* _RECORDS SHOWN_

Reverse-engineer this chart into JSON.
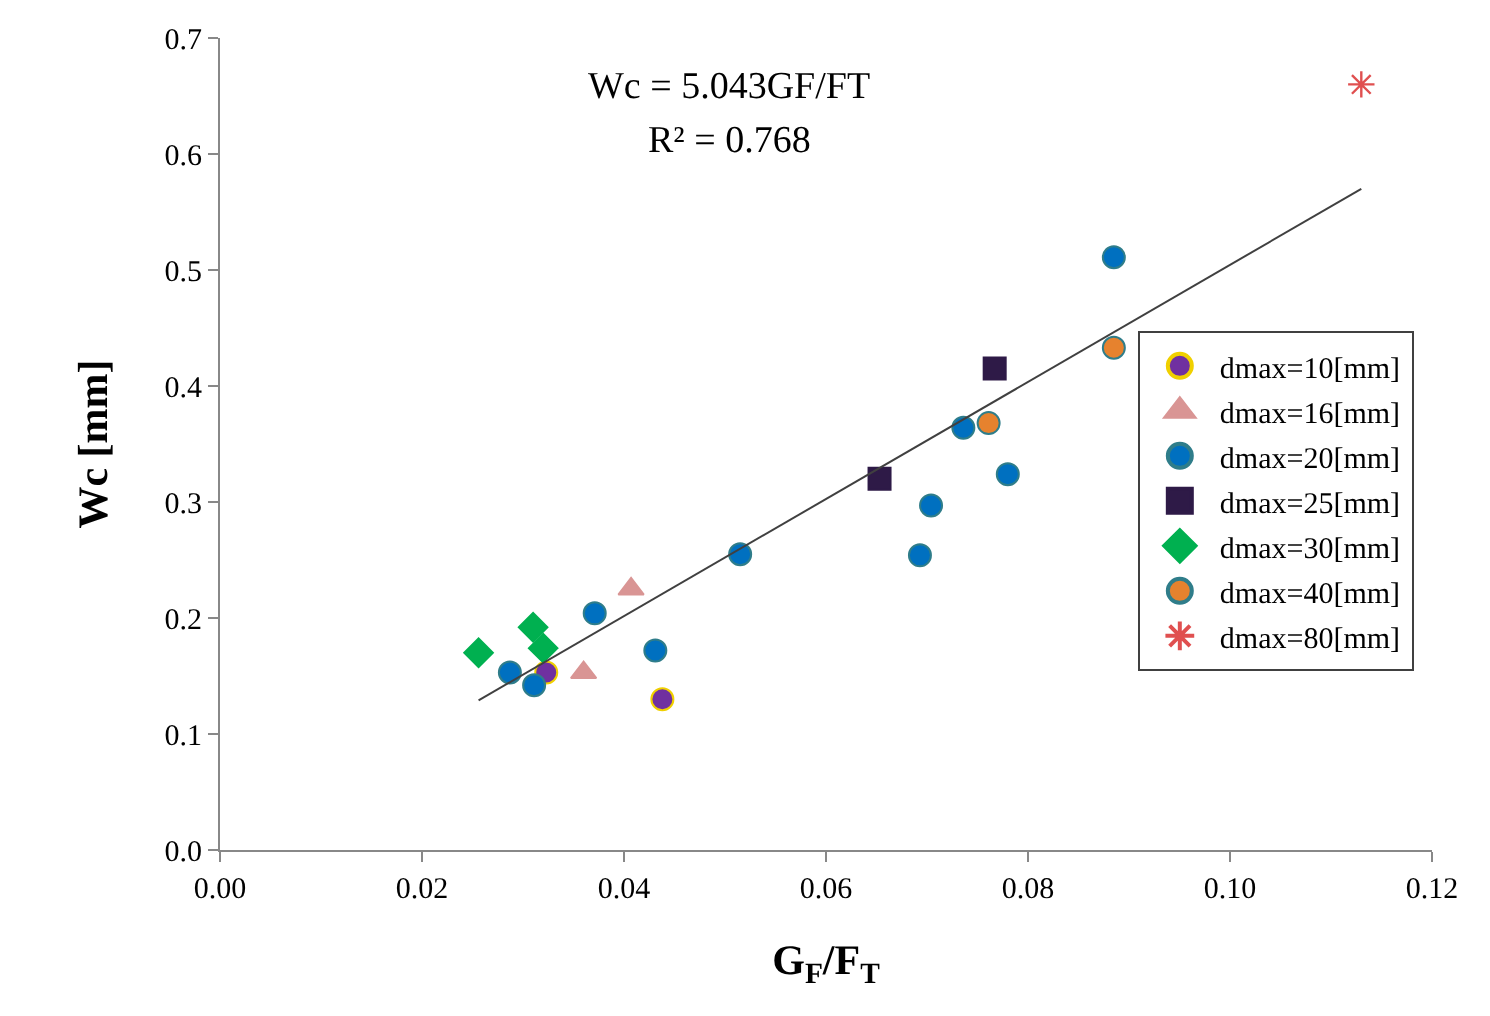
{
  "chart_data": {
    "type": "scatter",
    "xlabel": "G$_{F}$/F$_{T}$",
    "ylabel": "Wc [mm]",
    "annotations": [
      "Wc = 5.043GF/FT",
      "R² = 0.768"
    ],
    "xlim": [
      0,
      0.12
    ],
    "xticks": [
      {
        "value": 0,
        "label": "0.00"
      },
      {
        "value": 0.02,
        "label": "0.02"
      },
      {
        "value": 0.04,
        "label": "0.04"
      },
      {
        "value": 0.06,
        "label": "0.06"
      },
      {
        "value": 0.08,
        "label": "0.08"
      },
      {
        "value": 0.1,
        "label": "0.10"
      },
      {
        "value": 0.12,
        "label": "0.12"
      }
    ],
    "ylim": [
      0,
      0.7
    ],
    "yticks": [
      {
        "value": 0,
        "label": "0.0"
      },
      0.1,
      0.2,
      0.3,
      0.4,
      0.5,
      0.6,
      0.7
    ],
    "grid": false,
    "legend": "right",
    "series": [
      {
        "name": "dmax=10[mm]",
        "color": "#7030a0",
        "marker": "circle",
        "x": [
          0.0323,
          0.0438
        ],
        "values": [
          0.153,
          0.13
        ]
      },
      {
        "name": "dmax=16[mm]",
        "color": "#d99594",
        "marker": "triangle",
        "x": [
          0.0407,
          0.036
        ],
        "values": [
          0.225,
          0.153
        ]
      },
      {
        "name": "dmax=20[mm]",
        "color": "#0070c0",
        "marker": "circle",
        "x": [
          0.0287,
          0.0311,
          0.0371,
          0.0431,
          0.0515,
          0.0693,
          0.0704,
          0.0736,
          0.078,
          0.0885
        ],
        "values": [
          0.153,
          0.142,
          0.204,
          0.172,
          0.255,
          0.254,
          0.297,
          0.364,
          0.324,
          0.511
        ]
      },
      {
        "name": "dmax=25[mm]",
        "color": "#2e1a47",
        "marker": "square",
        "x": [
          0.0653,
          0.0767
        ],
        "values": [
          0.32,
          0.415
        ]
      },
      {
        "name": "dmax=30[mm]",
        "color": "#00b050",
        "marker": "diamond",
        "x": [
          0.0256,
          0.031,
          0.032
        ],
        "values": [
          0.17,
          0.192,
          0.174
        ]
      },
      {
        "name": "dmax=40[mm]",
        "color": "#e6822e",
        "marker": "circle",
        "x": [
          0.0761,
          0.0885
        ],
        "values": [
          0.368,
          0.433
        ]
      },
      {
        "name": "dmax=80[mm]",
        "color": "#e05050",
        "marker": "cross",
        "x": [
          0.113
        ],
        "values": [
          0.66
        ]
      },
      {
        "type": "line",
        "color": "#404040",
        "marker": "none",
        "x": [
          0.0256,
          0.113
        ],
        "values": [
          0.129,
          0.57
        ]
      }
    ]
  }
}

* _TASK GOAL_
Check each line of the records above for the string "dmax", and report every line that has it.

* _WRITTEN SOLUTION_
        "name": "dmax=10[mm]",
        "name": "dmax=16[mm]",
        "name": "dmax=20[mm]",
        "name": "dmax=25[mm]",
        "name": "dmax=30[mm]",
        "name": "dmax=40[mm]",
        "name": "dmax=80[mm]",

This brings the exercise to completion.